◆ Provided records:
——————————

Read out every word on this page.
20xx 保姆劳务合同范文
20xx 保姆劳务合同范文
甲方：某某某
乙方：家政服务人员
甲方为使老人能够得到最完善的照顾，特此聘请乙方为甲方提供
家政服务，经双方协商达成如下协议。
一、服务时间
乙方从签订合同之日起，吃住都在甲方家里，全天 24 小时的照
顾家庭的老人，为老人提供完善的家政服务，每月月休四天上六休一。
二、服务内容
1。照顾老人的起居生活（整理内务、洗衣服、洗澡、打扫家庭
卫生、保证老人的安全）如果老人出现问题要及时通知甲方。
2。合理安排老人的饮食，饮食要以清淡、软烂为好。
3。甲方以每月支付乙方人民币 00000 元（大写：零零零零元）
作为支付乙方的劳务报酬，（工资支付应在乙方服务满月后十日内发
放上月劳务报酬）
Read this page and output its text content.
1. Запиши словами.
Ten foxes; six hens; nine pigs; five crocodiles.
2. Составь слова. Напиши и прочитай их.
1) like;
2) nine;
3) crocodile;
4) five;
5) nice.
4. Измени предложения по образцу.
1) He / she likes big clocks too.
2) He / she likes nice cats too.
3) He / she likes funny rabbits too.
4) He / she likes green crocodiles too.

——————————

◆ Goal: Filter for "page". Return all lines that hold it.

◆ Written solution:
Read out every word on this page.
Read this page and output its text content.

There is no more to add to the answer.